━━━━━ Selection ━━━━━

Koh Kong protest heats up

A villager begs Koh Kong Deputy Provincial Governor Oun Chhaly (left) to help find a resolution to a dispute involving more than 1,000 families and the Chinese-owned company Union Development Group. Villagers blocked National Road 48 yesterday in Koh Kong province to draw attention to the case.

Following a seven-hour stand-off between villagers who blocked National Road No 48 in Koh Kong province yesterday and military police who threatened to drive their trucks over them, Kiri Sakor district governor Chheng Chhe promised to resign from his position if he was unable to resolve the land dispute that sparked the protest by February 1. 

“If I cannot find the resolution and provide two hectares of land [to each family facing relocation] by February 2012, I will resign from my job,” he said yesterday.    

The promise was made after about 200 villagers from two communes in two districts blocked the road at 6am to force authorities to resolve their dispute with a Chinese company that was given a 36,000 hectare economic land concession to develop a US$3.6 billion tourist project.

Union Development Group, which has an office in Phnom Penh, could not be reached for comment.

The villagers from Koh Sdach commune in Kiri Sakor district and Tham Sar commune in Botum Sakor district crowded together on the road when police attempted to drive their trucks through, following the failure of negotiations with the deputy governor of Kiri Sakor district. They had demanded an exact date for a resolution of the dispute.

Traffic had backed up for two kilometres on the road, and villagers threatened to set vehicles on fire if they tried to break through.

Prum San, 51, said the protesters felt they had no option after waiting more than a year for a resolution. “If the governor does not resolve the dispute by February, we will block the road again,” he said.

Sim Navy, 46, urged those who were inconvenienced to understand their desperation. “We are losing our homes and land forever,” she said. “Khmer people should help other Khmer people,” she said, adding that local authorities were threatening the villagers rather than helping them.

━━━━━

### Written instruction
Return the full Koh Kong protest article word for word. You won't need the lines that come next.

━━━━━ Material ━━━━━

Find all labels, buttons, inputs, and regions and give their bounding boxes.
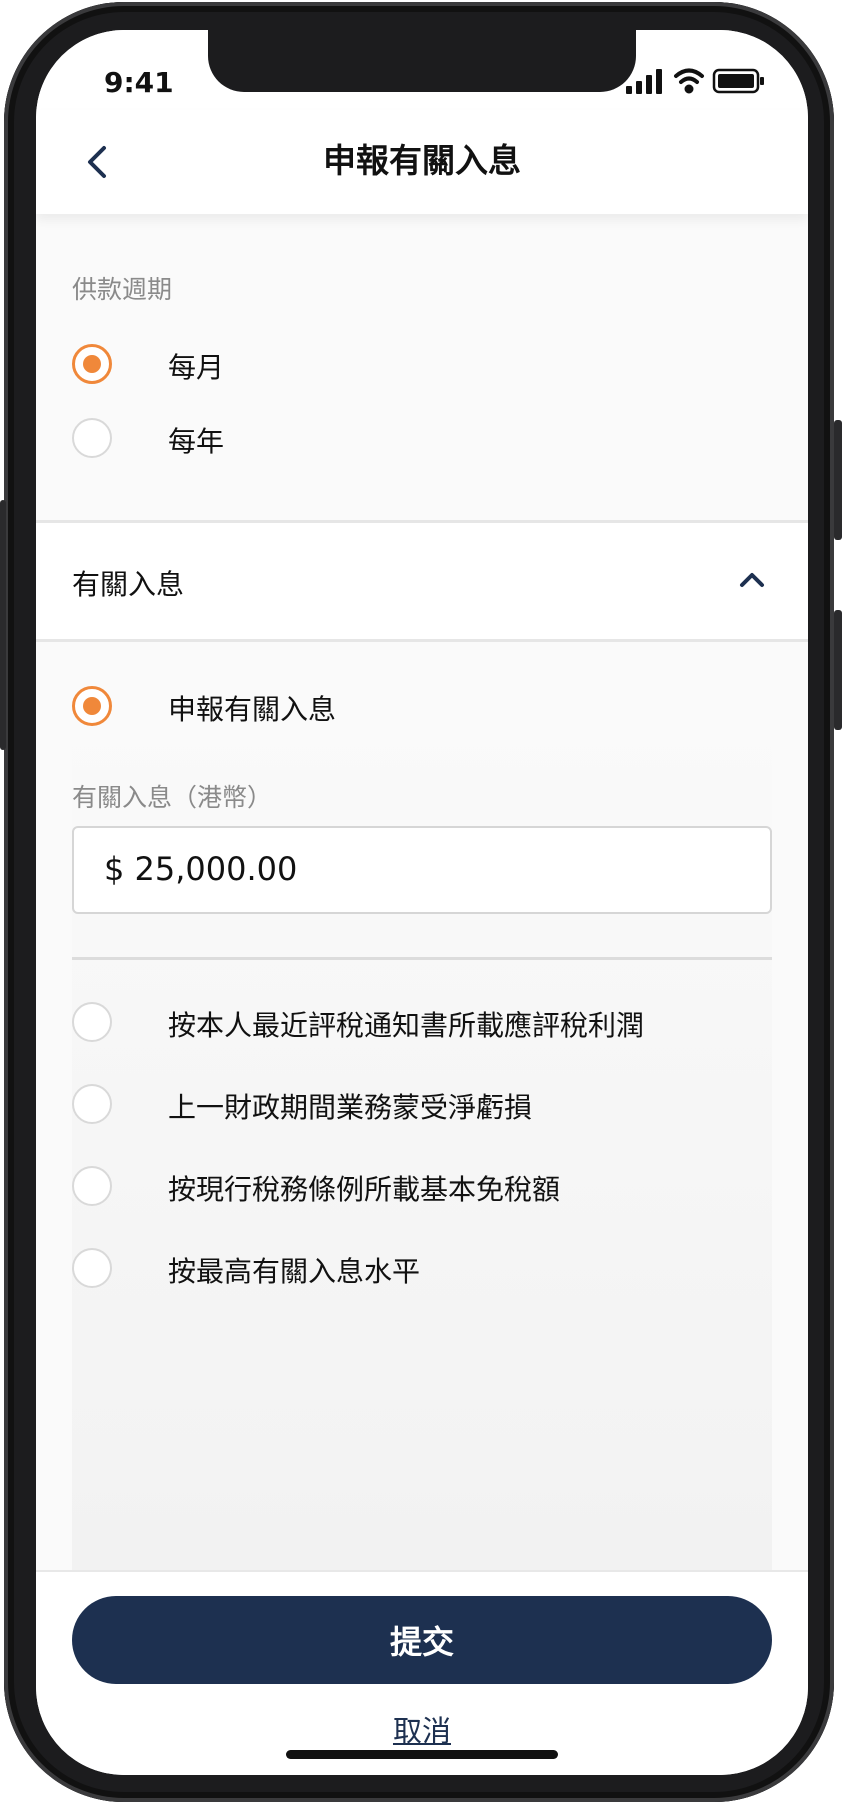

━━━━━

### Answer below
Koh Kong protest heats up

A villager begs Koh Kong Deputy Provincial Governor Oun Chhaly (left) to help find a resolution to a dispute involving more than 1,000 families and the Chinese-owned company Union Development Group. Villagers blocked National Road 48 yesterday in Koh Kong province to draw attention to the case.

Following a seven-hour stand-off between villagers who blocked National Road No 48 in Koh Kong province yesterday and military police who threatened to drive their trucks over them, Kiri Sakor district governor Chheng Chhe promised to resign from his position if he was unable to resolve the land dispute that sparked the protest by February 1. 

“If I cannot find the resolution and provide two hectares of land [to each family facing relocation] by February 2012, I will resign from my job,” he said yesterday.    

The promise was made after about 200 villagers from two communes in two districts blocked the road at 6am to force authorities to resolve their dispute with a Chinese company that was given a 36,000 hectare economic land concession to develop a US$3.6 billion tourist project.

Union Development Group, which has an office in Phnom Penh, could not be reached for comment.

The villagers from Koh Sdach commune in Kiri Sakor district and Tham Sar commune in Botum Sakor district crowded together on the road when police attempted to drive their trucks through, following the failure of negotiations with the deputy governor of Kiri Sakor district. They had demanded an exact date for a resolution of the dispute.

Traffic had backed up for two kilometres on the road, and villagers threatened to set vehicles on fire if they tried to break through.

Prum San, 51, said the protesters felt they had no option after waiting more than a year for a resolution. “If the governor does not resolve the dispute by February, we will block the road again,” he said.

Sim Navy, 46, urged those who were inconvenienced to understand their desperation. “We are losing our homes and land forever,” she said. “Khmer people should help other Khmer people,” she said, adding that local authorities were threatening the villagers rather than helping them.